WHAT TO PRODUCE: Copy out every line in which the string "where" occurs.

Data excerpts
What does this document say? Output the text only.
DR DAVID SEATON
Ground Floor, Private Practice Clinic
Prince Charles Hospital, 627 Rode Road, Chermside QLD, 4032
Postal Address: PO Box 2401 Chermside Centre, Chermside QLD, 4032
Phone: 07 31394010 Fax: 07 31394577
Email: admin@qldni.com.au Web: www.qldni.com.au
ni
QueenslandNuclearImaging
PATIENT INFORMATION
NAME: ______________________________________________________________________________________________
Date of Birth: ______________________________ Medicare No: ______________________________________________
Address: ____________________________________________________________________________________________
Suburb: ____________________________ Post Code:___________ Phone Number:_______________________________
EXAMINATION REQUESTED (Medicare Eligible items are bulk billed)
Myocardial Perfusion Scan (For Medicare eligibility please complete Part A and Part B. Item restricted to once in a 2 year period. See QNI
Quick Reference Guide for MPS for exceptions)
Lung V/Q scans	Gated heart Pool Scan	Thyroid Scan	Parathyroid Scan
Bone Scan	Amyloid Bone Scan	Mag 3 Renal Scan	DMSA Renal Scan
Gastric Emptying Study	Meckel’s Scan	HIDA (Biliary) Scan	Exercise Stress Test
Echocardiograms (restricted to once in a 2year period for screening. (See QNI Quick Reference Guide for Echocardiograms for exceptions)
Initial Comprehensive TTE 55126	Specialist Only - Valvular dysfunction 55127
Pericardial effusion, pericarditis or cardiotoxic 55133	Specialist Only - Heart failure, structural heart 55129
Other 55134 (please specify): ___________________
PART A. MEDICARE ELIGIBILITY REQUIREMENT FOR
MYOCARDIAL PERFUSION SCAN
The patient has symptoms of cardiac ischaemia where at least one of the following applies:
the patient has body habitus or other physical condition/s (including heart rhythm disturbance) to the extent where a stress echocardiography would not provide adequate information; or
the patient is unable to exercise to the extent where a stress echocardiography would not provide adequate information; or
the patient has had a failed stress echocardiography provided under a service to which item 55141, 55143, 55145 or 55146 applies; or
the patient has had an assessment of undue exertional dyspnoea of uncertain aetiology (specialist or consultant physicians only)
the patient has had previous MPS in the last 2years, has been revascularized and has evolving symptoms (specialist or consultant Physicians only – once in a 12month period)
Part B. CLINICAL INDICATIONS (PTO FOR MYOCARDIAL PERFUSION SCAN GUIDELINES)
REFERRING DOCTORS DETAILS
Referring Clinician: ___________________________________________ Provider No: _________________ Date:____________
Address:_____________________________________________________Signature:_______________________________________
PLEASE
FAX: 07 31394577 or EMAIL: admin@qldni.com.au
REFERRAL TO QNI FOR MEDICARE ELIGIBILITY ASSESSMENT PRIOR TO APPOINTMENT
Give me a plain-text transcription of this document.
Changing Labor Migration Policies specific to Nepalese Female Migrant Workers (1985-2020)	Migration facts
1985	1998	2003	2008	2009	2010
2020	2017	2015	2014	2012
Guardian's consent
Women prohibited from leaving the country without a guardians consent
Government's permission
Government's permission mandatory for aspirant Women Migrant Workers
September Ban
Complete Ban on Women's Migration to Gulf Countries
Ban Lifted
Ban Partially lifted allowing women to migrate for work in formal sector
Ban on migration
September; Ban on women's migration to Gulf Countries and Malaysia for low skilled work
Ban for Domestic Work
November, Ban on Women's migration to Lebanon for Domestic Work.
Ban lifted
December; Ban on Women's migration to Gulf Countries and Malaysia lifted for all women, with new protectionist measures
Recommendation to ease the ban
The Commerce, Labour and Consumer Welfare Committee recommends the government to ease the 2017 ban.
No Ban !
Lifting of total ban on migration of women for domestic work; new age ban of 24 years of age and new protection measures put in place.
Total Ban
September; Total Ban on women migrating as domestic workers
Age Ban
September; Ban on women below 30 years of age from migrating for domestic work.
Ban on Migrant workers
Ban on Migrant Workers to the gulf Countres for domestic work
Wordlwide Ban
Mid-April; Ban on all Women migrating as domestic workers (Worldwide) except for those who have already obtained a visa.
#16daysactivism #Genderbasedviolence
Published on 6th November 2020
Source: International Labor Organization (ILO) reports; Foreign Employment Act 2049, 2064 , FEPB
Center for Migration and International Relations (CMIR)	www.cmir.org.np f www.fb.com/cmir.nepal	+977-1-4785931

SOLVED EXERCISE:
The patient has symptoms of cardiac ischaemia where at least one of the following applies:
the patient has body habitus or other physical condition/s (including heart rhythm disturbance) to the extent where a stress echocardiography would not provide adequate information; or
the patient is unable to exercise to the extent where a stress echocardiography would not provide adequate information; or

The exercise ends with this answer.